**Task instructions:** Quote the entries in full, character for character, without their images.

**Rows:**

####################

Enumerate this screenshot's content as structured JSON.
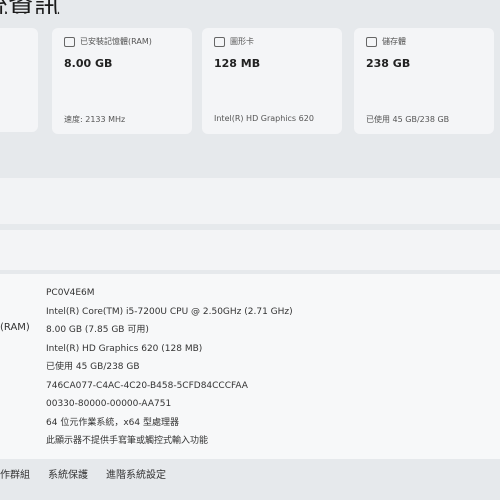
{
  "page": {
    "title": "統資訊"
  },
  "cards": [
    {
      "label": "已安裝記憶體(RAM)",
      "value": "8.00 GB",
      "sub": "速度: 2133 MHz",
      "icon": "memory-icon"
    },
    {
      "label": "圖形卡",
      "value": "128 MB",
      "sub": "Intel(R) HD Graphics 620",
      "icon": "graphics-card-icon"
    },
    {
      "label": "儲存體",
      "value": "238 GB",
      "sub": "已使用 45 GB/238 GB",
      "icon": "storage-icon"
    }
  ],
  "specs": {
    "ram_label": "(RAM)",
    "values": [
      "PC0V4E6M",
      "Intel(R) Core(TM) i5-7200U CPU @ 2.50GHz   (2.71 GHz)",
      "8.00 GB (7.85 GB 可用)",
      "Intel(R) HD Graphics 620 (128 MB)",
      "已使用 45 GB/238 GB",
      "746CA077-C4AC-4C20-B458-5CFD84CCCFAA",
      "00330-80000-00000-AA751",
      "64 位元作業系統，x64 型處理器",
      "此顯示器不提供手寫筆或觸控式輸入功能"
    ]
  },
  "links": [
    "工作群組",
    "系統保護",
    "進階系統設定"
  ]
}
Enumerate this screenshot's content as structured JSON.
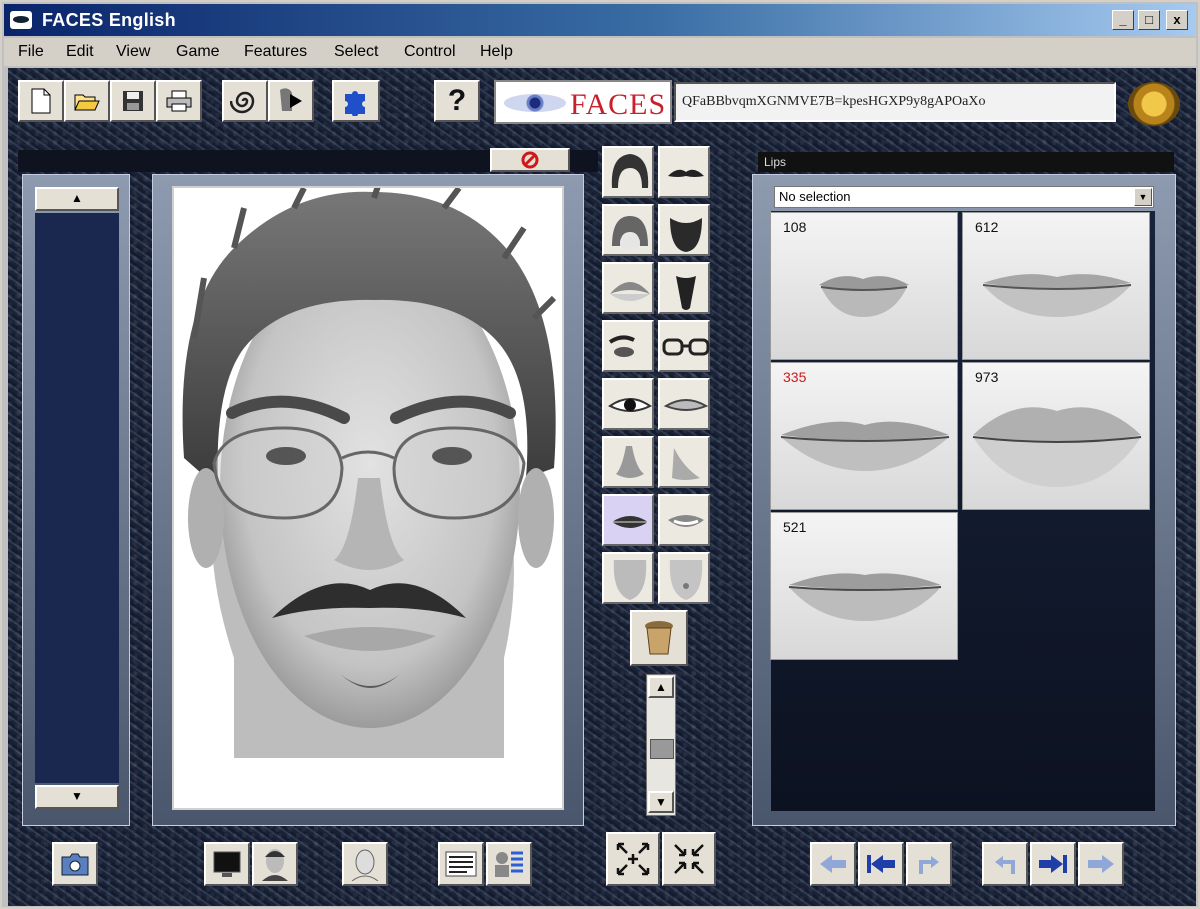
{
  "window": {
    "title": "FACES English",
    "minimize": "_",
    "maximize": "□",
    "close": "x"
  },
  "menu": [
    "File",
    "Edit",
    "View",
    "Game",
    "Features",
    "Select",
    "Control",
    "Help"
  ],
  "toolbar": {
    "buttons": [
      "new-file",
      "open-folder",
      "save-disk",
      "print",
      "spiral",
      "play-profile",
      "puzzle",
      "help"
    ],
    "help_label": "?",
    "logo_text": "FACES",
    "face_code": "QFaBBbvqmXGNMVE7B=kpesHGXP9y8gAPOaXo"
  },
  "composite": {
    "feature_label": "Lips"
  },
  "feature_categories": [
    "hair-top",
    "moustache",
    "hair-back",
    "beard",
    "hairline",
    "goatee",
    "eyebrows",
    "glasses",
    "eyes",
    "eyes-alt",
    "nose",
    "nose-side",
    "lips",
    "mouth-open",
    "chin",
    "chin-dimple"
  ],
  "selected_category": "lips",
  "catalog": {
    "dropdown_value": "No selection",
    "items": [
      {
        "number": "108",
        "highlighted": false
      },
      {
        "number": "612",
        "highlighted": false
      },
      {
        "number": "335",
        "highlighted": true
      },
      {
        "number": "973",
        "highlighted": false
      },
      {
        "number": "521",
        "highlighted": false
      }
    ]
  },
  "colors": {
    "highlight_number": "#cc1a1a",
    "selected_category_bg": "#d9d2f2",
    "titlebar": "#0a246a"
  }
}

####################

**Response:**
Enumerate this screenshot's content as structured JSON.
{
  "page": {
    "title": "統資訊"
  },
  "cards": [
    {
      "label": "已安裝記憶體(RAM)",
      "value": "8.00 GB",
      "sub": "速度: 2133 MHz",
      "icon": "memory-icon"
    },
    {
      "label": "圖形卡",
      "value": "128 MB",
      "sub": "Intel(R) HD Graphics 620",
      "icon": "graphics-card-icon"
    },
    {
      "label": "儲存體",
      "value": "238 GB",
      "sub": "已使用 45 GB/238 GB",
      "icon": "storage-icon"
    }
  ],
  "specs": {
    "ram_label": "(RAM)",
    "values": [
      "PC0V4E6M",
      "Intel(R) Core(TM) i5-7200U CPU @ 2.50GHz   (2.71 GHz)",
      "8.00 GB (7.85 GB 可用)",
      "Intel(R) HD Graphics 620 (128 MB)",
      "已使用 45 GB/238 GB",
      "746CA077-C4AC-4C20-B458-5CFD84CCCFAA",
      "00330-80000-00000-AA751",
      "64 位元作業系統，x64 型處理器",
      "此顯示器不提供手寫筆或觸控式輸入功能"
    ]
  },
  "links": [
    "工作群組",
    "系統保護",
    "進階系統設定"
  ]
}
Enumerate this screenshot's content as structured JSON.
{
  "window": {
    "title": "FACES English",
    "minimize": "_",
    "maximize": "□",
    "close": "x"
  },
  "menu": [
    "File",
    "Edit",
    "View",
    "Game",
    "Features",
    "Select",
    "Control",
    "Help"
  ],
  "toolbar": {
    "buttons": [
      "new-file",
      "open-folder",
      "save-disk",
      "print",
      "spiral",
      "play-profile",
      "puzzle",
      "help"
    ],
    "help_label": "?",
    "logo_text": "FACES",
    "face_code": "QFaBBbvqmXGNMVE7B=kpesHGXP9y8gAPOaXo"
  },
  "composite": {
    "feature_label": "Lips"
  },
  "feature_categories": [
    "hair-top",
    "moustache",
    "hair-back",
    "beard",
    "hairline",
    "goatee",
    "eyebrows",
    "glasses",
    "eyes",
    "eyes-alt",
    "nose",
    "nose-side",
    "lips",
    "mouth-open",
    "chin",
    "chin-dimple"
  ],
  "selected_category": "lips",
  "catalog": {
    "dropdown_value": "No selection",
    "items": [
      {
        "number": "108",
        "highlighted": false
      },
      {
        "number": "612",
        "highlighted": false
      },
      {
        "number": "335",
        "highlighted": true
      },
      {
        "number": "973",
        "highlighted": false
      },
      {
        "number": "521",
        "highlighted": false
      }
    ]
  },
  "colors": {
    "highlight_number": "#cc1a1a",
    "selected_category_bg": "#d9d2f2",
    "titlebar": "#0a246a"
  }
}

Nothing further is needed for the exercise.